◆ **Supplied material**
================================

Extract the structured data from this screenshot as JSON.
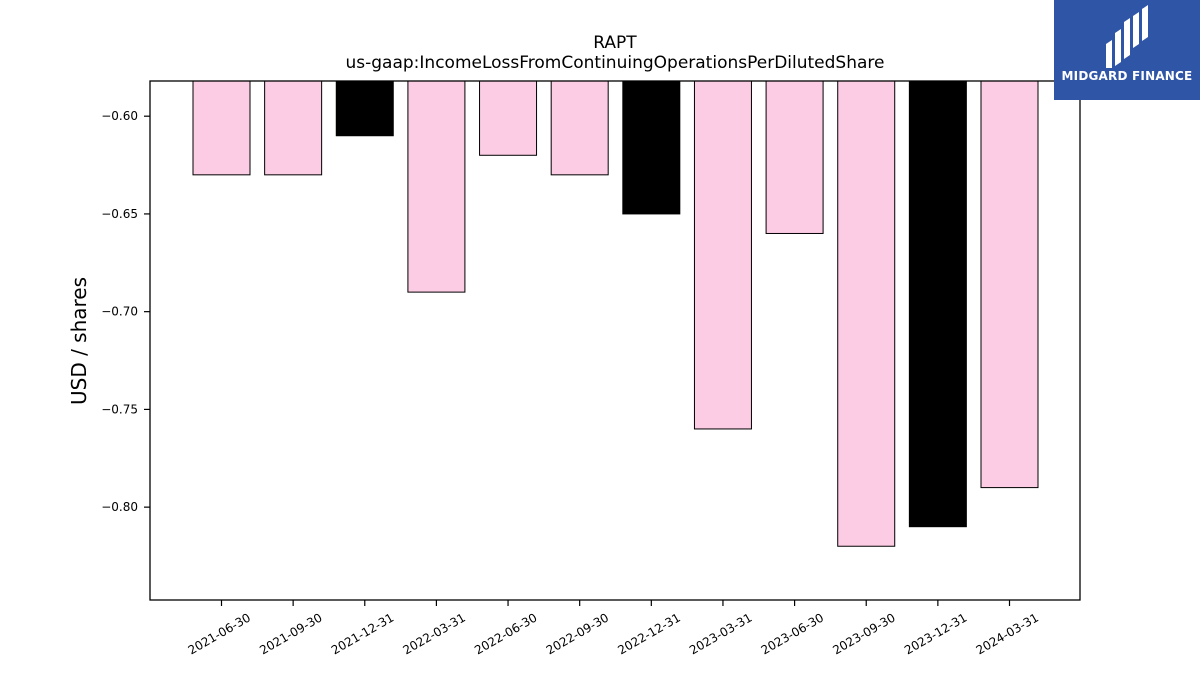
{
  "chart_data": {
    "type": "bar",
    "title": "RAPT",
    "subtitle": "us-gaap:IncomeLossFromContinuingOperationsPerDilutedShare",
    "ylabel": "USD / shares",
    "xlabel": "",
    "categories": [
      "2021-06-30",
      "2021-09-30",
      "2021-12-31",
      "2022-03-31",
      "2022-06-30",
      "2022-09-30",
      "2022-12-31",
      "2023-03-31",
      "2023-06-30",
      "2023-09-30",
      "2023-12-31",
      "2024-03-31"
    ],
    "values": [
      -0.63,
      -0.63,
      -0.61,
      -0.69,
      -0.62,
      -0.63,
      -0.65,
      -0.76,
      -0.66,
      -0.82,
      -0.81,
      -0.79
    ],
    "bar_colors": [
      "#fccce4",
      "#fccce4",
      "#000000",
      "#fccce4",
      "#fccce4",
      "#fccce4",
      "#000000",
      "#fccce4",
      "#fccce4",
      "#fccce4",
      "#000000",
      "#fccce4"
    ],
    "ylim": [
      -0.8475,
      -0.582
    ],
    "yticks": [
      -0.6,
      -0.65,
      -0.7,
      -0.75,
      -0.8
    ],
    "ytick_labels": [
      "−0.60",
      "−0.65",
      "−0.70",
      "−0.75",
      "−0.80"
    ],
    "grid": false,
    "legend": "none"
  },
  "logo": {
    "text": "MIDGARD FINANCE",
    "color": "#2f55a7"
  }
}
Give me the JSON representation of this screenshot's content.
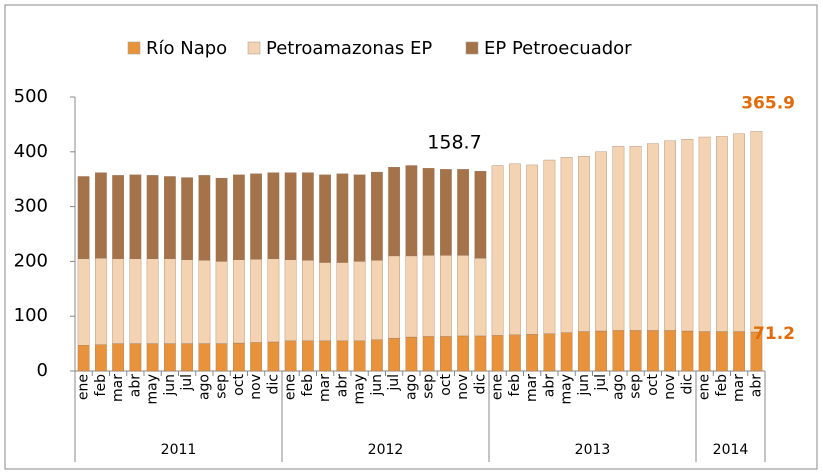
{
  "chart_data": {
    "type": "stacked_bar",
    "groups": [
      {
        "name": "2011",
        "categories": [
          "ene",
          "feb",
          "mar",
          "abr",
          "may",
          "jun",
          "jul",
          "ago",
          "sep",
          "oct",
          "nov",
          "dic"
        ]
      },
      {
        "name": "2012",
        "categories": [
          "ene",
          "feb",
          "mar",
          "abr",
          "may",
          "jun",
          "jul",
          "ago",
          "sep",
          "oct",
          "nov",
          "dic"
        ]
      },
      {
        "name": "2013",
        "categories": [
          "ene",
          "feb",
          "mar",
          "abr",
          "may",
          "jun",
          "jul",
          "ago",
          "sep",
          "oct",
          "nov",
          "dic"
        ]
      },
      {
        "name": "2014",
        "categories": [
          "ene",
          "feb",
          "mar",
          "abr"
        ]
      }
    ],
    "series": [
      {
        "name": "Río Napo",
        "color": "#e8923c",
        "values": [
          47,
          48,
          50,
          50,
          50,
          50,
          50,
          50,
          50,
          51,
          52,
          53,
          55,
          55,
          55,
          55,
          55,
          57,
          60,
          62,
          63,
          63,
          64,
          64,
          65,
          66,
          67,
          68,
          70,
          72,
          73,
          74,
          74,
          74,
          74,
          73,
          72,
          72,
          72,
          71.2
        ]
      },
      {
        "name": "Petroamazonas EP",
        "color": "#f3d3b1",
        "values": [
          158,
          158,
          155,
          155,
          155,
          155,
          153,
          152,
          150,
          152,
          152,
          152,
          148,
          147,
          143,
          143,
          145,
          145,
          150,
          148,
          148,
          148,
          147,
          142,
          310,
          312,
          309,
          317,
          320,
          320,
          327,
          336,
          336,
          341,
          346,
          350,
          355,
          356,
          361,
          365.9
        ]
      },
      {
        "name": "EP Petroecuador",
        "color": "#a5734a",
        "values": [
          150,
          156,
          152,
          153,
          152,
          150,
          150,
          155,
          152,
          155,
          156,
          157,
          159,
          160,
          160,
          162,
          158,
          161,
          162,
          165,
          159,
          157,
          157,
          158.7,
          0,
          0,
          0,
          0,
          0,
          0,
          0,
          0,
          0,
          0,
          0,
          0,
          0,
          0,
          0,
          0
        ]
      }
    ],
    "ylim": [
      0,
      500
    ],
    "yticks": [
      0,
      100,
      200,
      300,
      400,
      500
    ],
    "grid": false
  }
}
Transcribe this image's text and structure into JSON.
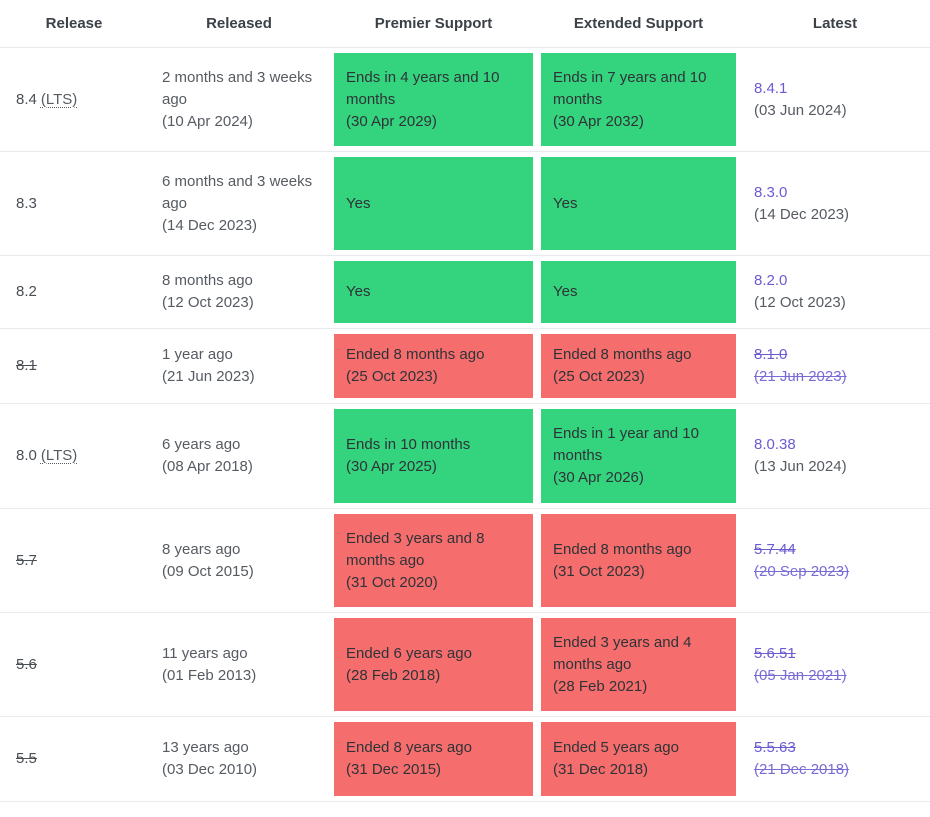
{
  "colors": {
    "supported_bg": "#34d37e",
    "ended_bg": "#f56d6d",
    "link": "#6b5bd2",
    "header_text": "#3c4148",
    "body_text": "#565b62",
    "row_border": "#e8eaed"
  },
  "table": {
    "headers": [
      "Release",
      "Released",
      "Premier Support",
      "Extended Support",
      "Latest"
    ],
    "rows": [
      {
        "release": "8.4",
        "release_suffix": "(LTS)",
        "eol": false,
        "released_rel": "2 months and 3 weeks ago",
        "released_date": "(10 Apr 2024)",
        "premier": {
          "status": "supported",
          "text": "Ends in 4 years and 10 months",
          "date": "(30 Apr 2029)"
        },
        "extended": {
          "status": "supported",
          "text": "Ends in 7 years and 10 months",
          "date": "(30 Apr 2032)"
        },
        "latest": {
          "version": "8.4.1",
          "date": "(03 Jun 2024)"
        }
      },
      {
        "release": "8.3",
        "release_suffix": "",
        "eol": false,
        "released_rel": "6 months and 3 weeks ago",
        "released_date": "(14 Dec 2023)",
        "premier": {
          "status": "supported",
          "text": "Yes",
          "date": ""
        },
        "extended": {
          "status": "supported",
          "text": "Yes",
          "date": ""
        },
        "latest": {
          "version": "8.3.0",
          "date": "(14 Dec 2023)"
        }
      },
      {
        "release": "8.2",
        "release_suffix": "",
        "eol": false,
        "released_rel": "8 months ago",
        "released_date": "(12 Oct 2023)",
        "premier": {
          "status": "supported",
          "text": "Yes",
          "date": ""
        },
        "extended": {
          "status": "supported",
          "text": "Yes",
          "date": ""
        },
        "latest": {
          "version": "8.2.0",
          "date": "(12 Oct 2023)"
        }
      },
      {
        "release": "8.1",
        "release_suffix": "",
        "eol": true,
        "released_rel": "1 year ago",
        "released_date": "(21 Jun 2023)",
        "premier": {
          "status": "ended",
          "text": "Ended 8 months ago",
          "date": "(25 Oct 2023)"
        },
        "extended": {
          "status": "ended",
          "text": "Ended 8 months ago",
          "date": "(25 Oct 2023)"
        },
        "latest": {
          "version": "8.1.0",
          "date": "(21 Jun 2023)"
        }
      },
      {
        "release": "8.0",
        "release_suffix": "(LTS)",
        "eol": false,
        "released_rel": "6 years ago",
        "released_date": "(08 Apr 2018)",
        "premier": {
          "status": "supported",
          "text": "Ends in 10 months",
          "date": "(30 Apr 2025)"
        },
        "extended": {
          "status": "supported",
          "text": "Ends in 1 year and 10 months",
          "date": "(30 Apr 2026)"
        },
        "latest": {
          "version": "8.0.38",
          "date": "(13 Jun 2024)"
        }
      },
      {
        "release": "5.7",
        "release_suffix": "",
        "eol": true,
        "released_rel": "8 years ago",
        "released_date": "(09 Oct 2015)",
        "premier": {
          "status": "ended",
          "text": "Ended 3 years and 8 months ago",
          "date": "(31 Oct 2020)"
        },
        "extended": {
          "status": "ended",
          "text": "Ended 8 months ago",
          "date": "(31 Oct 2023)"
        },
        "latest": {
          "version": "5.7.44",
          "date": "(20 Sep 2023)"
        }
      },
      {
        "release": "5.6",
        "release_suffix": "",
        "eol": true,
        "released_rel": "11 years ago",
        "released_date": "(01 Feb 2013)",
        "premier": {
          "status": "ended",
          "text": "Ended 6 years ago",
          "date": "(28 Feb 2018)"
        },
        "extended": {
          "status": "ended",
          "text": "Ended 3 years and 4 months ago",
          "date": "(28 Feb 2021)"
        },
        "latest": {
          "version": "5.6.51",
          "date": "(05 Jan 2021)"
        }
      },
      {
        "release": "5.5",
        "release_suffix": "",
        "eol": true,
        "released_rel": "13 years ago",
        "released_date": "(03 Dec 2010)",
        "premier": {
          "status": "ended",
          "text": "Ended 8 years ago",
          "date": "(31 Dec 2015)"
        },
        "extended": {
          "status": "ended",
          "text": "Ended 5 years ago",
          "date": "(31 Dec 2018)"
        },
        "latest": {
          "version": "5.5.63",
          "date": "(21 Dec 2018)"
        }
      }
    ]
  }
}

================================

Reproduce each line of the entries in which the word "version" is found.

◆ **The answer**
          "version": "8.4.1",
          "version": "8.3.0",
          "version": "8.2.0",
          "version": "8.1.0",
          "version": "8.0.38",
          "version": "5.7.44",
          "version": "5.6.51",
          "version": "5.5.63",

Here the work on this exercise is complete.